### RECORD EXCERPTS:

--------------------------------

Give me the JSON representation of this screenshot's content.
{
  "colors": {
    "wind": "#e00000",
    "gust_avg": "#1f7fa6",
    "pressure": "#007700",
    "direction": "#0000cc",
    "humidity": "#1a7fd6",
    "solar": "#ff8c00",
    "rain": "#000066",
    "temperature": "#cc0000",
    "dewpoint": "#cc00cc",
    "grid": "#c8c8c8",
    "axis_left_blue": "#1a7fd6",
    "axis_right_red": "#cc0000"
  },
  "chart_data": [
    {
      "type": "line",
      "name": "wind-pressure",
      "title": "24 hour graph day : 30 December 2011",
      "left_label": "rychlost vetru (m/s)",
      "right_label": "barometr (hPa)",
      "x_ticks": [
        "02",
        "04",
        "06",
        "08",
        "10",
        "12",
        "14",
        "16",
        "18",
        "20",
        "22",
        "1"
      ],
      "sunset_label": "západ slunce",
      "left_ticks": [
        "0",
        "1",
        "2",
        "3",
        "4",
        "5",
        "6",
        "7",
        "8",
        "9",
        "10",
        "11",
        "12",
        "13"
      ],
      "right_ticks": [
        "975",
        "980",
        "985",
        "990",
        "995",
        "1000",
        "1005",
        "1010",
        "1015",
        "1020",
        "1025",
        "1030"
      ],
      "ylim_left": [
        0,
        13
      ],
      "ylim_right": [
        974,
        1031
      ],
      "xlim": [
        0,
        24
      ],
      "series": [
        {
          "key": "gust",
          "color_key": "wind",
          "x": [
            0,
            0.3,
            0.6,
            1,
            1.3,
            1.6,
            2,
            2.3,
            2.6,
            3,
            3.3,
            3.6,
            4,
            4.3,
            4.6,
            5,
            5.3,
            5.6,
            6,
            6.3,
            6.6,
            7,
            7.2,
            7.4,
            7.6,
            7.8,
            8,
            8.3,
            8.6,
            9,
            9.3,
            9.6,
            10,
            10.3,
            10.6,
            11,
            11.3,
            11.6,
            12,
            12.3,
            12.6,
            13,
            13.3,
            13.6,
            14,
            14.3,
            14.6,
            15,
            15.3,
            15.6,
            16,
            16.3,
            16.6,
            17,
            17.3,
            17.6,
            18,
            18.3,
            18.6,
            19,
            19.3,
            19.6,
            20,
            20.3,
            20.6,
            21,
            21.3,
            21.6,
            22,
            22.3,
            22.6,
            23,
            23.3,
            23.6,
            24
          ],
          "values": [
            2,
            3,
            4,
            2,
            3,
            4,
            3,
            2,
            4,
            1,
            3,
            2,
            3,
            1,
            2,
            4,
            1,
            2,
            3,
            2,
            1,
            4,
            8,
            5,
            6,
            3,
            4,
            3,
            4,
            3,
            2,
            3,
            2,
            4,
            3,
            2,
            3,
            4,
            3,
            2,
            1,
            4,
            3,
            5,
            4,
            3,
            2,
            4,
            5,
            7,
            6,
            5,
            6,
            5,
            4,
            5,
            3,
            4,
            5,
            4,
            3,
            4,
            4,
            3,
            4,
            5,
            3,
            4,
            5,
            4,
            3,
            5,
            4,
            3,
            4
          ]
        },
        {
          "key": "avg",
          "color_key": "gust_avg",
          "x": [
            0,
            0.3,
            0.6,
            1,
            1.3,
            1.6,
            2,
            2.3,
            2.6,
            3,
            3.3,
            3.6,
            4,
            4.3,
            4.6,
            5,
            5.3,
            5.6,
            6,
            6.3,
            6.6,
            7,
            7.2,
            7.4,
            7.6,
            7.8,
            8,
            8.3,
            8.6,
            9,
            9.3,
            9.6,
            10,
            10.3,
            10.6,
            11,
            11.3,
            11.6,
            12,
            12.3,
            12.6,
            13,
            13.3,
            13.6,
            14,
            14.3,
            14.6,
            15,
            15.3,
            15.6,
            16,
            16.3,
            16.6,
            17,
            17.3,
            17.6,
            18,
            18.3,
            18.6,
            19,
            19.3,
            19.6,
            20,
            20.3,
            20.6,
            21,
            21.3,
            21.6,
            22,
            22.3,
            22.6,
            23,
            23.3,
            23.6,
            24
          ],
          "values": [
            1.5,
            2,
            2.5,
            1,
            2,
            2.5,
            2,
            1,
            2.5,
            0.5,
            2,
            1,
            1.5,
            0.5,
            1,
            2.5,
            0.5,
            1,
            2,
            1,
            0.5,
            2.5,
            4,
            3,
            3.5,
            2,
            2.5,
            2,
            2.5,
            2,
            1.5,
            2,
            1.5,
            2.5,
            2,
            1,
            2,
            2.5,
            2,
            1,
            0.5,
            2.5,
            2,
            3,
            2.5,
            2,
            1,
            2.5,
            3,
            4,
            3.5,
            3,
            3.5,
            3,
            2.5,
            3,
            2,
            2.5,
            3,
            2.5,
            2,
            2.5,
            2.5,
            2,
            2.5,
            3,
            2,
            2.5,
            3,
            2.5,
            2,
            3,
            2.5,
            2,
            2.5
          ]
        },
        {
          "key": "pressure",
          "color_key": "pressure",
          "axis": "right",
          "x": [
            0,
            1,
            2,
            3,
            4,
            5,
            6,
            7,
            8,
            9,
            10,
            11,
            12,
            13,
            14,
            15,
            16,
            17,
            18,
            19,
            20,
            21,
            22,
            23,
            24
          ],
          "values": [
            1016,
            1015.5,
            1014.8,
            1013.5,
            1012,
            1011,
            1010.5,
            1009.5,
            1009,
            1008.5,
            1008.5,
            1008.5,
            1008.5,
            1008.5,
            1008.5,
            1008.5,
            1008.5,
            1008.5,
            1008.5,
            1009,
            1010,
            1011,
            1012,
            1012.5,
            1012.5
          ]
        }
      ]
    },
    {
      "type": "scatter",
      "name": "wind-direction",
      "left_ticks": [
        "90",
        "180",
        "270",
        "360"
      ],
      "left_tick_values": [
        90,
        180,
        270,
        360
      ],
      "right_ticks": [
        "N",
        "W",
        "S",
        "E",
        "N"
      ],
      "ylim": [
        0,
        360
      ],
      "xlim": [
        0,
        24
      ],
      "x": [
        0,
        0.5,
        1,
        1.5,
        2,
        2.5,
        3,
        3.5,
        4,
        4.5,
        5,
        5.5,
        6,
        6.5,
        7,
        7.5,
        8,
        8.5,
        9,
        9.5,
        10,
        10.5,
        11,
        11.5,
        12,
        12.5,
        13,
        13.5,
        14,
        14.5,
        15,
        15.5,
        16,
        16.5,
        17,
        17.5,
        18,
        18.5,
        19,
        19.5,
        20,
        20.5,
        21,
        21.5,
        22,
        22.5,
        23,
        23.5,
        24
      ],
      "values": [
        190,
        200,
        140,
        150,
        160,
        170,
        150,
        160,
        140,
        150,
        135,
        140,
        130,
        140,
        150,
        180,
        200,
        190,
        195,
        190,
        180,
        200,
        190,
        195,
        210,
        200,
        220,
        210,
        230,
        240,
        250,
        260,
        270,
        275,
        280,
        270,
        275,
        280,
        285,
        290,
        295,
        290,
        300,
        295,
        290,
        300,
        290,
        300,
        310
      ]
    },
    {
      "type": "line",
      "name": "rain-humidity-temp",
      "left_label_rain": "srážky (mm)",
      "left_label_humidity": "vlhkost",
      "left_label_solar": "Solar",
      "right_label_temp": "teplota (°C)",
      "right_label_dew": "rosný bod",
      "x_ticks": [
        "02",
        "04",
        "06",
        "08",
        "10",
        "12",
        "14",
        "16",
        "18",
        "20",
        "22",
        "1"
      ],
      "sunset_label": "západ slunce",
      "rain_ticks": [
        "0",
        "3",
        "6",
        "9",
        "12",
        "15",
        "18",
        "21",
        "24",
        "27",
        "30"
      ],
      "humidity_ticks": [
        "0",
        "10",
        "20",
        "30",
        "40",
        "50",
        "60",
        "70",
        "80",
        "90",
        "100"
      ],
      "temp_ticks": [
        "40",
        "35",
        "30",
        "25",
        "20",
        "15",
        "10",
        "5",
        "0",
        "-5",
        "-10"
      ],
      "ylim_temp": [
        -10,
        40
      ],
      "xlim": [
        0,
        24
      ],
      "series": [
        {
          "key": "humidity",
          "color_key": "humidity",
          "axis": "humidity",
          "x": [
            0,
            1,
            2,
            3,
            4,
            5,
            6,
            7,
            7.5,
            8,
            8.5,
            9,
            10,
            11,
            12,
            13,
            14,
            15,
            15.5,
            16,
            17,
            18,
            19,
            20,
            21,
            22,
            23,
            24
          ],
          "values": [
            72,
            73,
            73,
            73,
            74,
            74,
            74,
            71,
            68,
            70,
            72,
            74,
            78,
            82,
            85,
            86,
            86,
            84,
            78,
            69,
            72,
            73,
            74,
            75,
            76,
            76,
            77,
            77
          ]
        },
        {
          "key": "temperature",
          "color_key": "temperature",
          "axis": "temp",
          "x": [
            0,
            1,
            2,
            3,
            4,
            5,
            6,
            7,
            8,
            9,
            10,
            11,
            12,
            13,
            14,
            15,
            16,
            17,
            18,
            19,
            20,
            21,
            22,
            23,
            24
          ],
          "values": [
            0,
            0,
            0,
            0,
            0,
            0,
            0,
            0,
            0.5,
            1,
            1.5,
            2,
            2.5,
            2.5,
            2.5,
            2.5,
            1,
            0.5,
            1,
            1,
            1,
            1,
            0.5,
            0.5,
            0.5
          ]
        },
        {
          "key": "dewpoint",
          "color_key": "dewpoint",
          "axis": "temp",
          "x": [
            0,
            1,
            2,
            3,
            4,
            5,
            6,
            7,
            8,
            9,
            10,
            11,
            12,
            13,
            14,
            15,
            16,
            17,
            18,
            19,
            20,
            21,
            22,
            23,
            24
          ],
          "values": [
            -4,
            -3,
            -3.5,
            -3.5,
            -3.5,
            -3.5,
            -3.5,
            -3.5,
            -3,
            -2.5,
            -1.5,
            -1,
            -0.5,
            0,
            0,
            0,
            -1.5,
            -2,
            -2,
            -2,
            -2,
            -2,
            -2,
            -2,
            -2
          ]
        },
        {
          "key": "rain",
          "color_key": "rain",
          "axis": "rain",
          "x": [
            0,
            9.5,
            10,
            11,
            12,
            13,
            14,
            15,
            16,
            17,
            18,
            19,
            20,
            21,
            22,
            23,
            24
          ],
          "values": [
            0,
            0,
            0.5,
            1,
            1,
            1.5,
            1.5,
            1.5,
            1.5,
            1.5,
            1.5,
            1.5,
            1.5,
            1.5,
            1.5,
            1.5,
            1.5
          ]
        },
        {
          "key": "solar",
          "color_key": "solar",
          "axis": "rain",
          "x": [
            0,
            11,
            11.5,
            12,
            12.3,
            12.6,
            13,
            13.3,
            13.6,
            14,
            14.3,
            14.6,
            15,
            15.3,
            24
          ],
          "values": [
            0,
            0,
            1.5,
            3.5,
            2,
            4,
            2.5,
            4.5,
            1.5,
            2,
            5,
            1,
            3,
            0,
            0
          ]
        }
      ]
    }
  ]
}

--------------------------------

### OBJECTIVE:
The word "dewpoint" may appear on some lines. Report how many lines hold it, giving the number alone.

### REPLY:
3